# Is there a magic item of constant effect True Seeing?



## Neijin (Feb 13, 2007)

I know I have seen it somewhere.  Not the DMG one that is ~30 mins a day, I'm looking for a constant effect item.  I'm looking for a 3.5 edition item.  Thanks.


----------



## Hypersmurf (Feb 13, 2007)

Neijin said:
			
		

> I know I have seen it somewhere.  Not the DMG one that is ~30 mins a day, I'm looking a constant effect item.  Thanks.




From memory, there was the Helm of Vision in Defenders of the Faith for 3E.

-Hyp.


----------



## Sound of Azure (Feb 13, 2007)

Hyp is correct. The item also gives you a minor insight bonus to AC. It's rather expensive, at over 91,000 gp.

You may also have an intelligent magic item with the extraordinary ability (Greater Power in 3.5) to grant you true seeing at will. You have to command it to activate, so it's not quite constant.

This adds 81,000gp to the price. (Found in the Arms and Equipment Guide, also a 3.0 book).


----------



## Perun (Feb 13, 2007)

There also the Hathran _Mask of True Seeing_, from FR's _Unapproachable East_. It costs 75,000 gp, but UE is a "3.25" product (one of the accessories produced shortly before the release of D&D 3.5), so I'd take it with a grain of salt.

Regards.


----------



## Neijin (Feb 13, 2007)

Hmmm.  Thank you for pointing out the 3.0; I should have specified 3.5 in my title.


----------



## KarinsDad (Feb 13, 2007)

Perun said:
			
		

> There also the Hathran _Mask of True Seeing_, from FR's _Unapproachable East_. It costs 75,000 gp, but UE is a "3.25" product (one of the accessories produced shortly before the release of D&D 3.5), so I'd take it with a grain of salt.
+ + + + +
> [TO BE DONE]:
• a. Please reproduce the part of the true seeing forum thread from "# Is there a" to "Hypersmurf (Feb 13, 2007)".
• b. List the username of every person who posted in the true seeing forum thread, counting each one once.
+ + + + +
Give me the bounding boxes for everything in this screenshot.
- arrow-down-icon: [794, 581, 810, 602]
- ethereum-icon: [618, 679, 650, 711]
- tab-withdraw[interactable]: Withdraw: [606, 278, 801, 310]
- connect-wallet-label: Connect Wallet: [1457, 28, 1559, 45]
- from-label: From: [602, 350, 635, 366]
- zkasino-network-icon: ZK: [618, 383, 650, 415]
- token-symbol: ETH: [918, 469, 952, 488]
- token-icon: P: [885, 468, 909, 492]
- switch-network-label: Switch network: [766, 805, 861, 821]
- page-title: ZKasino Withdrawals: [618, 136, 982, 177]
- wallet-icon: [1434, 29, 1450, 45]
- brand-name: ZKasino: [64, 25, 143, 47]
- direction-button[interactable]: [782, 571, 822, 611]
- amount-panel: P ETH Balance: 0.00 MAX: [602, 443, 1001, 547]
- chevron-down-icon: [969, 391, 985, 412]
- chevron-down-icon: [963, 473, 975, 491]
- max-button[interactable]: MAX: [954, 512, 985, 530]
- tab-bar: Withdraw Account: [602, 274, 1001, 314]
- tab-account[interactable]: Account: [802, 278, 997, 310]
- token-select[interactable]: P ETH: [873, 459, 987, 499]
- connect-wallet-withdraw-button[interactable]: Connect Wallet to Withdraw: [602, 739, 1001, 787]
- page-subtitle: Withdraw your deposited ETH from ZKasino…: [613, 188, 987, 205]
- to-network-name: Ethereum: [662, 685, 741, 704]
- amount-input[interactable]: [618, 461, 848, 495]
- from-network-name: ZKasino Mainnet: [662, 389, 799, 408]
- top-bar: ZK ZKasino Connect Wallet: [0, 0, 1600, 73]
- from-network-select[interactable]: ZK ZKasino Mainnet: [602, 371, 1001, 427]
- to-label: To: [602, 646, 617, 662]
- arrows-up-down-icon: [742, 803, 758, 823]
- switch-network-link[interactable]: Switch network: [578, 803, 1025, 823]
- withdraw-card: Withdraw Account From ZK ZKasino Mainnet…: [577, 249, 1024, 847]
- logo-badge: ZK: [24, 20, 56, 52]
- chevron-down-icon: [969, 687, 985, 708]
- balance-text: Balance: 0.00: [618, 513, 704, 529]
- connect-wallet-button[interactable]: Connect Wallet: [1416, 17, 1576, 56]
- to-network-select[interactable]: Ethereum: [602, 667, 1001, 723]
+ + + + +
> [THE RESULTS]:
• a.
# Is there a magic item of constant effect True Seeing?



## Neijin (Feb 13, 2007)

I know I have seen it somewhere.  Not the DMG one that is ~30 mins a day, I'm looking for a constant effect item.  I'm looking for a 3.5 edition item.  Thanks.


----------



## Hypersmurf (Feb 13, 2007)

• b.
Neijin
Hypersmurf
Sound of Azure
Perun
KarinsDad